Directions | Copy out all lines with the word "content" in them.

++++ Raw data

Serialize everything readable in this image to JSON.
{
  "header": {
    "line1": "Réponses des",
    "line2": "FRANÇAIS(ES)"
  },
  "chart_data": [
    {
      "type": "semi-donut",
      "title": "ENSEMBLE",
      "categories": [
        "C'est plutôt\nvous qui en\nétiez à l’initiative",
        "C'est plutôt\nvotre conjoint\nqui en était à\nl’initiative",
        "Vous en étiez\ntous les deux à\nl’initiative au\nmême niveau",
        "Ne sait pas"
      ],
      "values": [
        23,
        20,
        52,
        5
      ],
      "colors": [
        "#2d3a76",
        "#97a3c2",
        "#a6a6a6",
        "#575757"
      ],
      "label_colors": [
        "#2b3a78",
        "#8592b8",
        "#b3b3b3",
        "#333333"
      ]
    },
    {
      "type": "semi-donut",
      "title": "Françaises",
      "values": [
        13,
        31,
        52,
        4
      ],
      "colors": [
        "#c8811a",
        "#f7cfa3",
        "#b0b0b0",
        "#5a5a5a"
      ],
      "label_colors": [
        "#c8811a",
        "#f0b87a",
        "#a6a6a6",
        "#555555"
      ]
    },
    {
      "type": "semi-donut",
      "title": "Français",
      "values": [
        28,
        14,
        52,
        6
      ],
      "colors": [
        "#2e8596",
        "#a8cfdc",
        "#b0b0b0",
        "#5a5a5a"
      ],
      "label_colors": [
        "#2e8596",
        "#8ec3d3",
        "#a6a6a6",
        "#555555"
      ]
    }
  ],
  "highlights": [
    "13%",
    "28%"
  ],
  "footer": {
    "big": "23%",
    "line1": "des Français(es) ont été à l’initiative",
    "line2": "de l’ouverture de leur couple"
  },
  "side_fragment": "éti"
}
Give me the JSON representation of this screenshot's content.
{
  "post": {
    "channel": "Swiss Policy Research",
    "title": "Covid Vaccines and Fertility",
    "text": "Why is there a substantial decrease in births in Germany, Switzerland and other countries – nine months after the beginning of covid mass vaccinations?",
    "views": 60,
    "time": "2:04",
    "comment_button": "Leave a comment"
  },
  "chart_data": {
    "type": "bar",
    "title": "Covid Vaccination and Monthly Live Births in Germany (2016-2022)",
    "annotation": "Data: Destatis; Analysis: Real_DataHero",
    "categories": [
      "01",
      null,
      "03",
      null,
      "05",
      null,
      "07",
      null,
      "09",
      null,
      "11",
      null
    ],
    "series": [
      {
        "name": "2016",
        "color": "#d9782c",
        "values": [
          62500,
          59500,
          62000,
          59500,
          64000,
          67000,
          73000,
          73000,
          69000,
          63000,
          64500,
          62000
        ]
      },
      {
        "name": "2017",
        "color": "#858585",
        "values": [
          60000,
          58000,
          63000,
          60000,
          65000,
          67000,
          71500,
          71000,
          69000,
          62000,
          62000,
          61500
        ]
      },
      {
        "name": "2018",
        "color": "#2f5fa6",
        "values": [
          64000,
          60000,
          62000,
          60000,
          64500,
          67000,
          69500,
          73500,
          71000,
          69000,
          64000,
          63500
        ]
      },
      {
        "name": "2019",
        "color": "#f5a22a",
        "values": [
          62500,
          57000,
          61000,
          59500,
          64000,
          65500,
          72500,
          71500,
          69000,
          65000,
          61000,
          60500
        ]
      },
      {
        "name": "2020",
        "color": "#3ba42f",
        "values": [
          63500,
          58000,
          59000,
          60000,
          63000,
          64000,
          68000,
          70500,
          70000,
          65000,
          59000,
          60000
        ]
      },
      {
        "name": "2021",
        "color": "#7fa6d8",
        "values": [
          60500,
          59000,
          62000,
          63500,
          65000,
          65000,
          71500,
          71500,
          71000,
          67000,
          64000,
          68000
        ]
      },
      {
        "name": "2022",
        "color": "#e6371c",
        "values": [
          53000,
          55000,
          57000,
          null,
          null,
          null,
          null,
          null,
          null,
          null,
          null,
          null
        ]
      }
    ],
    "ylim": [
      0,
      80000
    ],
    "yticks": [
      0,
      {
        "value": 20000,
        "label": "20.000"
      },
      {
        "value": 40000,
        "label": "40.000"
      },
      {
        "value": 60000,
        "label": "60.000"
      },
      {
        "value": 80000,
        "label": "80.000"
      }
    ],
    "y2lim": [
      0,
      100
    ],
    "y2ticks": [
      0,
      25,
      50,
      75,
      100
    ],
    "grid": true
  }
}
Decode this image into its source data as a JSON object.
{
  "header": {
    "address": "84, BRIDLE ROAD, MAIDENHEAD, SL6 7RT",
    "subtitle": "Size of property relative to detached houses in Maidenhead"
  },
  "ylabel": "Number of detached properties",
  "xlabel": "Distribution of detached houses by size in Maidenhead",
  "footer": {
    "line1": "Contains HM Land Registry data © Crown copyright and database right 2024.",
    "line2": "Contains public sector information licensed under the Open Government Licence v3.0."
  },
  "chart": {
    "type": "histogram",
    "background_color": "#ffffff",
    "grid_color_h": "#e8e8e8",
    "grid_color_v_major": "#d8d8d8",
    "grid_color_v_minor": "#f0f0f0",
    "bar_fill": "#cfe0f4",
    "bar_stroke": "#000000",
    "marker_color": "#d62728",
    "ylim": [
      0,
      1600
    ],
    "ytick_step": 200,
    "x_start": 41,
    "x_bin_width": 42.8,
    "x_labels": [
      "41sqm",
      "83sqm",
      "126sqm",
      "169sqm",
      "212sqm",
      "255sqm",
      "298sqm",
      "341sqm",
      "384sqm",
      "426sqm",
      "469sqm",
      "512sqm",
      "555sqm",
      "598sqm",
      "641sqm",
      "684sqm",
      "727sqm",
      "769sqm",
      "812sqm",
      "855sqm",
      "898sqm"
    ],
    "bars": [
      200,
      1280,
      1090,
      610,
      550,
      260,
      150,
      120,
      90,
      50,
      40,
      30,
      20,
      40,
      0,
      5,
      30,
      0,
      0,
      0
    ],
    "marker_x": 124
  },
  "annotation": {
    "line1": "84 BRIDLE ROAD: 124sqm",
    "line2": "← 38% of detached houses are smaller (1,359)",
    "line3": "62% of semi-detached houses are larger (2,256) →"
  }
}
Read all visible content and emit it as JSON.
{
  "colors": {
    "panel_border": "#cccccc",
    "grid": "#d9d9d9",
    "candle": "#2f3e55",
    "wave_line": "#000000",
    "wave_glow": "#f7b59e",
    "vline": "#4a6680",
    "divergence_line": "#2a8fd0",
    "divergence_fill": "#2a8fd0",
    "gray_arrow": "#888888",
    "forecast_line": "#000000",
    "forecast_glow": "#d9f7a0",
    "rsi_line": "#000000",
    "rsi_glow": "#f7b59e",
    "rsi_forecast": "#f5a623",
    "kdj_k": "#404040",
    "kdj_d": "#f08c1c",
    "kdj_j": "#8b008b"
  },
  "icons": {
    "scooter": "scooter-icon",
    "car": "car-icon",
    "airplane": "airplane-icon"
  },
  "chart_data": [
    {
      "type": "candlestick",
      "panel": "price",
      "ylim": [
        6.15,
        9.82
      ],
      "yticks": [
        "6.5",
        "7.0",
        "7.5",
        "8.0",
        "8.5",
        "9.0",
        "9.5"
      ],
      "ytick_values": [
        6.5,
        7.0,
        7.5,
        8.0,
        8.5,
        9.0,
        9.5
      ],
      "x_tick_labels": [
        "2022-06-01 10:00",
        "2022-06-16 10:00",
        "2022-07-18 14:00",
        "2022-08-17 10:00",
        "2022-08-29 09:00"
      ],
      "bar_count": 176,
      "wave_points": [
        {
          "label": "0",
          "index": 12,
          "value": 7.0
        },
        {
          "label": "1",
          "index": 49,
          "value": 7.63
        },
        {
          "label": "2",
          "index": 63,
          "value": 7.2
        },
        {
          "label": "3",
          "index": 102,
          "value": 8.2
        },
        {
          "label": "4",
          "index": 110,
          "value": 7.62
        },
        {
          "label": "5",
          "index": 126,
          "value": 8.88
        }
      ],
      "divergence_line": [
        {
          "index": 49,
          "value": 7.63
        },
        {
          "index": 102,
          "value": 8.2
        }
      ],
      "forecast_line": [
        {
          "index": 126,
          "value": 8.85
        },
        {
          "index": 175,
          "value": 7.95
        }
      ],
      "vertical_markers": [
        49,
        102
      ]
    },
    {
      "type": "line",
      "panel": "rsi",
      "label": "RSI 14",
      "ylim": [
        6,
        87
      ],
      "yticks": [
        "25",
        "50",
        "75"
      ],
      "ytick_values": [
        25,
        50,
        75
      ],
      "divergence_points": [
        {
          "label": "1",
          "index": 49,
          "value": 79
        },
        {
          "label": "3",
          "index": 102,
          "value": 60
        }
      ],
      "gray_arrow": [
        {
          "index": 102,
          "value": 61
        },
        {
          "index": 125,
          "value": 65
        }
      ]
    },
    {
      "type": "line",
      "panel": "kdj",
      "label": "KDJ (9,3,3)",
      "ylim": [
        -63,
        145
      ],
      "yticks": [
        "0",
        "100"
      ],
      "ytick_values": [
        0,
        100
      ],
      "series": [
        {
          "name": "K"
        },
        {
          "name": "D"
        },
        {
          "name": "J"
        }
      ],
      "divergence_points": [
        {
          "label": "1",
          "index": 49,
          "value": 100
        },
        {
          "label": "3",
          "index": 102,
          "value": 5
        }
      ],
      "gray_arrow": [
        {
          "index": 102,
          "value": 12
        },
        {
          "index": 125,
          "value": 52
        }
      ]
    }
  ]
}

++++++++

Correct answer |
Give me the JSON representation of this screenshot's content.
Read all visible content and emit it as JSON.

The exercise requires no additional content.